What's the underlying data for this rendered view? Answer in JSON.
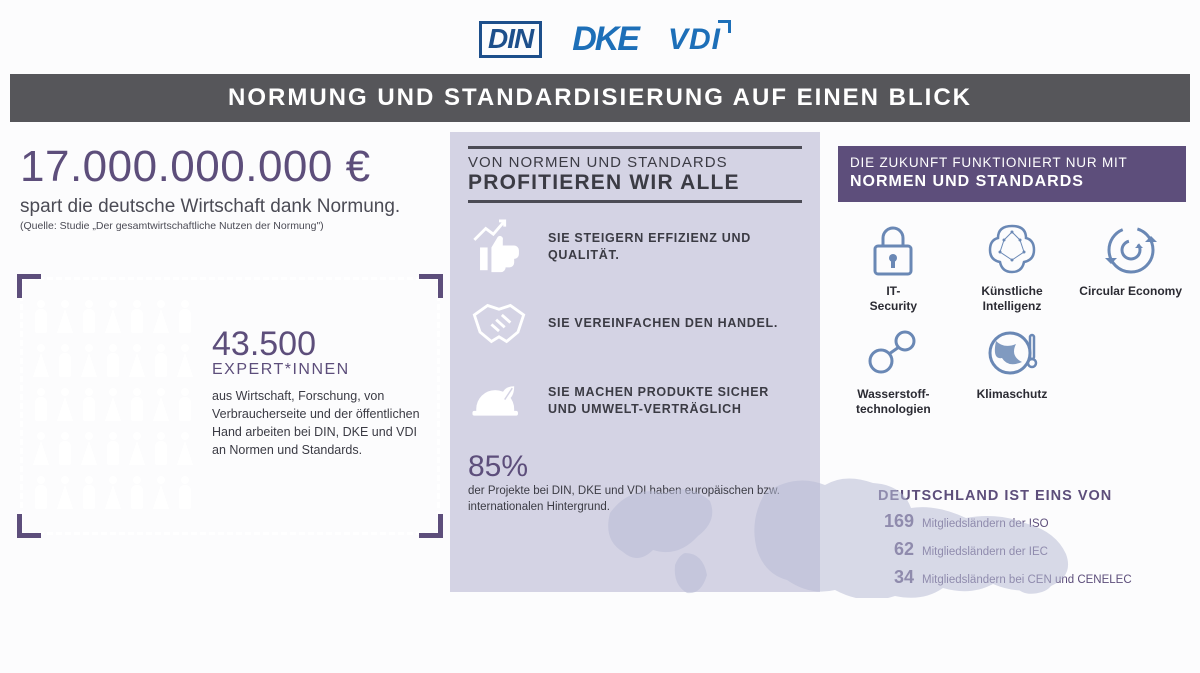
{
  "logos": {
    "din": "DIN",
    "dke": "DKE",
    "vdi": "VDI"
  },
  "title": "NORMUNG UND STANDARDISIERUNG AUF EINEN BLICK",
  "colors": {
    "accent": "#5d4e7b",
    "titlebar_bg": "#56565a",
    "panel_bg": "#d4d3e4",
    "icon_blue": "#6a88b5",
    "logo_din": "#1d4f8b",
    "logo_dke": "#1d6fb8"
  },
  "savings": {
    "amount": "17.000.000.000 €",
    "subtitle": "spart die deutsche Wirtschaft dank Normung.",
    "source": "(Quelle: Studie „Der gesamtwirtschaftliche Nutzen der Normung\")"
  },
  "experts": {
    "number": "43.500",
    "label": "EXPERT*INNEN",
    "description": "aus Wirtschaft, Forschung, von Verbraucherseite und der öffentlichen Hand arbeiten bei DIN, DKE und VDI an Normen und Standards.",
    "people_rows": 5,
    "people_cols": 7
  },
  "benefits": {
    "heading_top": "VON NORMEN UND STANDARDS",
    "heading": "PROFITIEREN WIR ALLE",
    "items": [
      {
        "icon": "chart-thumb",
        "text": "SIE STEIGERN EFFIZIENZ UND QUALITÄT."
      },
      {
        "icon": "handshake",
        "text": "SIE VEREINFACHEN DEN HANDEL."
      },
      {
        "icon": "helmet-leaf",
        "text": "SIE MACHEN PRODUKTE SICHER UND UMWELT-VERTRÄGLICH"
      }
    ]
  },
  "percent": {
    "value": "85%",
    "description": "der Projekte bei DIN, DKE und VDI haben europäischen bzw. internationalen Hintergrund."
  },
  "future": {
    "heading_top": "DIE ZUKUNFT FUNKTIONIERT NUR MIT",
    "heading": "NORMEN UND STANDARDS",
    "items": [
      {
        "icon": "lock",
        "label": "IT-Security"
      },
      {
        "icon": "brain",
        "label": "Künstliche Intelligenz"
      },
      {
        "icon": "cycle",
        "label": "Circular Economy"
      },
      {
        "icon": "molecule",
        "label": "Wasserstoff-technologien"
      },
      {
        "icon": "globe",
        "label": "Klimaschutz"
      }
    ]
  },
  "membership": {
    "heading": "DEUTSCHLAND IST EINS VON",
    "rows": [
      {
        "num": "169",
        "text": "Mitgliedsländern der ISO"
      },
      {
        "num": "62",
        "text": "Mitgliedsländern der IEC"
      },
      {
        "num": "34",
        "text": "Mitgliedsländern bei CEN und CENELEC"
      }
    ]
  }
}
-------
Set task → Pictures stay out of the copy; please restate every record above exactly.

Written solution →
What's the underlying data for this rendered view? Answer in JSON.
{
  "logos": {
    "din": "DIN",
    "dke": "DKE",
    "vdi": "VDI"
  },
  "title": "NORMUNG UND STANDARDISIERUNG AUF EINEN BLICK",
  "colors": {
    "accent": "#5d4e7b",
    "titlebar_bg": "#56565a",
    "panel_bg": "#d4d3e4",
    "icon_blue": "#6a88b5",
    "logo_din": "#1d4f8b",
    "logo_dke": "#1d6fb8"
  },
  "savings": {
    "amount": "17.000.000.000 €",
    "subtitle": "spart die deutsche Wirtschaft dank Normung.",
    "source": "(Quelle: Studie „Der gesamtwirtschaftliche Nutzen der Normung\")"
  },
  "experts": {
    "number": "43.500",
    "label": "EXPERT*INNEN",
    "description": "aus Wirtschaft, Forschung, von Verbraucherseite und der öffentlichen Hand arbeiten bei DIN, DKE und VDI an Normen und Standards.",
    "people_rows": 5,
    "people_cols": 7
  },
  "benefits": {
    "heading_top": "VON NORMEN UND STANDARDS",
    "heading": "PROFITIEREN WIR ALLE",
    "items": [
      {
        "icon": "chart-thumb",
        "text": "SIE STEIGERN EFFIZIENZ UND QUALITÄT."
      },
      {
        "icon": "handshake",
        "text": "SIE VEREINFACHEN DEN HANDEL."
      },
      {
        "icon": "helmet-leaf",
        "text": "SIE MACHEN PRODUKTE SICHER UND UMWELT-VERTRÄGLICH"
      }
    ]
  },
  "percent": {
    "value": "85%",
    "description": "der Projekte bei DIN, DKE und VDI haben europäischen bzw. internationalen Hintergrund."
  },
  "future": {
    "heading_top": "DIE ZUKUNFT FUNKTIONIERT NUR MIT",
    "heading": "NORMEN UND STANDARDS",
    "items": [
      {
        "icon": "lock",
        "label": "IT-Security"
      },
      {
        "icon": "brain",
        "label": "Künstliche Intelligenz"
      },
      {
        "icon": "cycle",
        "label": "Circular Economy"
      },
      {
        "icon": "molecule",
        "label": "Wasserstoff-technologien"
      },
      {
        "icon": "globe",
        "label": "Klimaschutz"
      }
    ]
  },
  "membership": {
    "heading": "DEUTSCHLAND IST EINS VON",
    "rows": [
      {
        "num": "169",
        "text": "Mitgliedsländern der ISO"
      },
      {
        "num": "62",
        "text": "Mitgliedsländern der IEC"
      },
      {
        "num": "34",
        "text": "Mitgliedsländern bei CEN und CENELEC"
      }
    ]
  }
}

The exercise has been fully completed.